(Document transcription data)
____________________
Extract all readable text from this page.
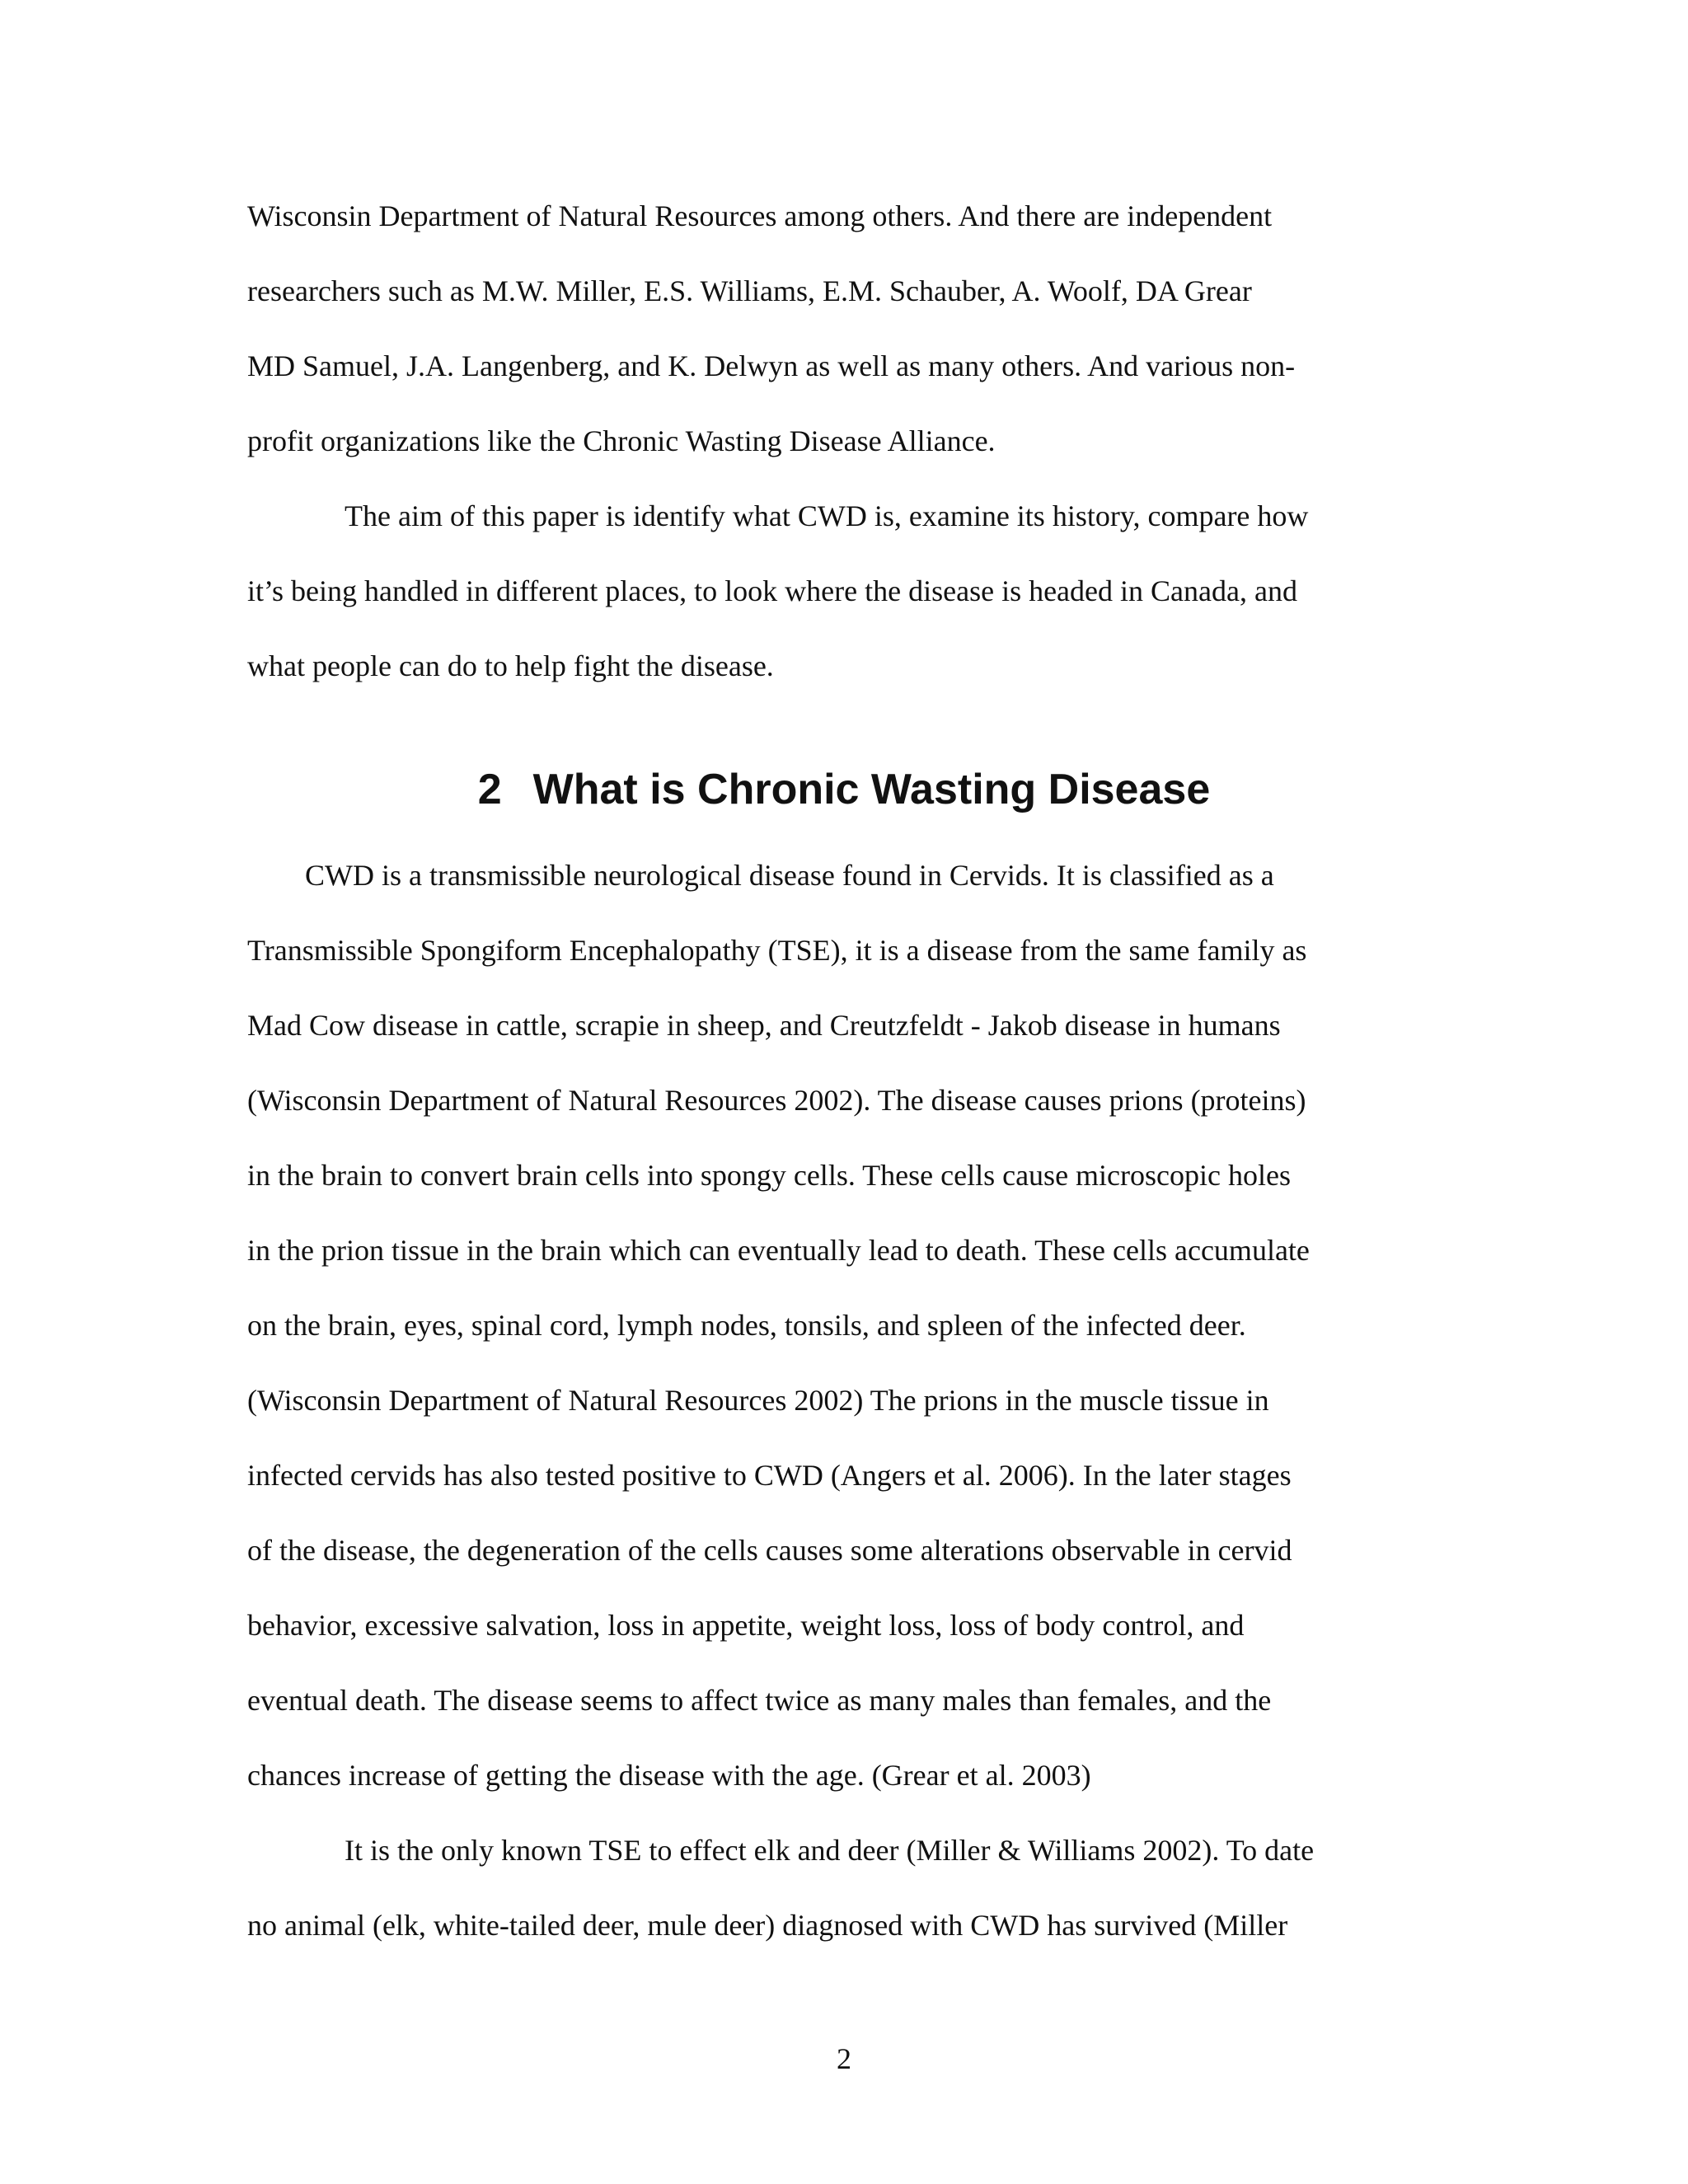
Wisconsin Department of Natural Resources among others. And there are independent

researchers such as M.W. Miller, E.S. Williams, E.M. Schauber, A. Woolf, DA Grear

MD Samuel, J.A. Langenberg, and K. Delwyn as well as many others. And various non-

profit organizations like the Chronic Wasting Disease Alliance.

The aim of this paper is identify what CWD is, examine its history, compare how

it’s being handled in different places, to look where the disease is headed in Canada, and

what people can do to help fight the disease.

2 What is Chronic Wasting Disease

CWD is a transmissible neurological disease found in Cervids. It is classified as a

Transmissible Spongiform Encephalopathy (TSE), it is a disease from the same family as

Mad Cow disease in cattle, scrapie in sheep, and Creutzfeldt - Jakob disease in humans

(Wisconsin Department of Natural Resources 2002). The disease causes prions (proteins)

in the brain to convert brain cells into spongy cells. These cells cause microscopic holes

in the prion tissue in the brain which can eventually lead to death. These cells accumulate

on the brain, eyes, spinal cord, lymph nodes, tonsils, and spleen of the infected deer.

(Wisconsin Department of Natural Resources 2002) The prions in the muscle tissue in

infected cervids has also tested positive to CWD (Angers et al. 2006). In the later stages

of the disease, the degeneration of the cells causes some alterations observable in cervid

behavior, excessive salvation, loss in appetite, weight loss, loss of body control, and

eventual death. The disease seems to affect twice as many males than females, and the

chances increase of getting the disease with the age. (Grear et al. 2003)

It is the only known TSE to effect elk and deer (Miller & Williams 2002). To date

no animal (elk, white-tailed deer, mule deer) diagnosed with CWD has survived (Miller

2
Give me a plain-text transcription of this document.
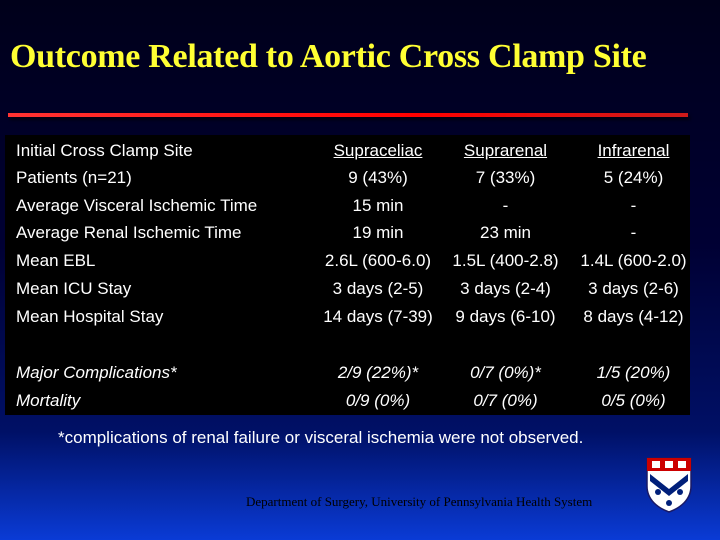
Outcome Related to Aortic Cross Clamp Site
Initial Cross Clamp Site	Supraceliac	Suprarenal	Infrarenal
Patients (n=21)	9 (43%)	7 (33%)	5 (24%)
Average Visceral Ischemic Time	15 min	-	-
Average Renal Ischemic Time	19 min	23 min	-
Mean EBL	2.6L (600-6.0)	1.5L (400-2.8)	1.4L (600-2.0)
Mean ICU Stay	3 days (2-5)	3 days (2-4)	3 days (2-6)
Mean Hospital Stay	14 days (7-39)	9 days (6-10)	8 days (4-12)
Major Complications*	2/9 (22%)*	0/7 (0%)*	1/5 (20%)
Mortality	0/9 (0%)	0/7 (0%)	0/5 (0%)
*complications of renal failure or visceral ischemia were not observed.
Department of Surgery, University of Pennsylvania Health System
____________________
● ACTION ITEM
Output every line above exactly as it stands, and drop any picture.

● EXERCISE RESPONSE
Extract all readable text from this page.
Wisconsin Department of Natural Resources among others. And there are independent

researchers such as M.W. Miller, E.S. Williams, E.M. Schauber, A. Woolf, DA Grear

MD Samuel, J.A. Langenberg, and K. Delwyn as well as many others. And various non-

profit organizations like the Chronic Wasting Disease Alliance.

The aim of this paper is identify what CWD is, examine its history, compare how

it’s being handled in different places, to look where the disease is headed in Canada, and

what people can do to help fight the disease.

2 What is Chronic Wasting Disease

CWD is a transmissible neurological disease found in Cervids. It is classified as a

Transmissible Spongiform Encephalopathy (TSE), it is a disease from the same family as

Mad Cow disease in cattle, scrapie in sheep, and Creutzfeldt - Jakob disease in humans

(Wisconsin Department of Natural Resources 2002). The disease causes prions (proteins)

in the brain to convert brain cells into spongy cells. These cells cause microscopic holes

in the prion tissue in the brain which can eventually lead to death. These cells accumulate

on the brain, eyes, spinal cord, lymph nodes, tonsils, and spleen of the infected deer.

(Wisconsin Department of Natural Resources 2002) The prions in the muscle tissue in

infected cervids has also tested positive to CWD (Angers et al. 2006). In the later stages

of the disease, the degeneration of the cells causes some alterations observable in cervid

behavior, excessive salvation, loss in appetite, weight loss, loss of body control, and

eventual death. The disease seems to affect twice as many males than females, and the

chances increase of getting the disease with the age. (Grear et al. 2003)

It is the only known TSE to effect elk and deer (Miller & Williams 2002). To date

no animal (elk, white-tailed deer, mule deer) diagnosed with CWD has survived (Miller

2
Give me a plain-text transcription of this document.
Outcome Related to Aortic Cross Clamp Site
Initial Cross Clamp Site	Supraceliac	Suprarenal	Infrarenal
Patients (n=21)	9 (43%)	7 (33%)	5 (24%)
Average Visceral Ischemic Time	15 min	-	-
Average Renal Ischemic Time	19 min	23 min	-
Mean EBL	2.6L (600-6.0)	1.5L (400-2.8)	1.4L (600-2.0)
Mean ICU Stay	3 days (2-5)	3 days (2-4)	3 days (2-6)
Mean Hospital Stay	14 days (7-39)	9 days (6-10)	8 days (4-12)
Major Complications*	2/9 (22%)*	0/7 (0%)*	1/5 (20%)
Mortality	0/9 (0%)	0/7 (0%)	0/5 (0%)
*complications of renal failure or visceral ischemia were not observed.
Department of Surgery, University of Pennsylvania Health System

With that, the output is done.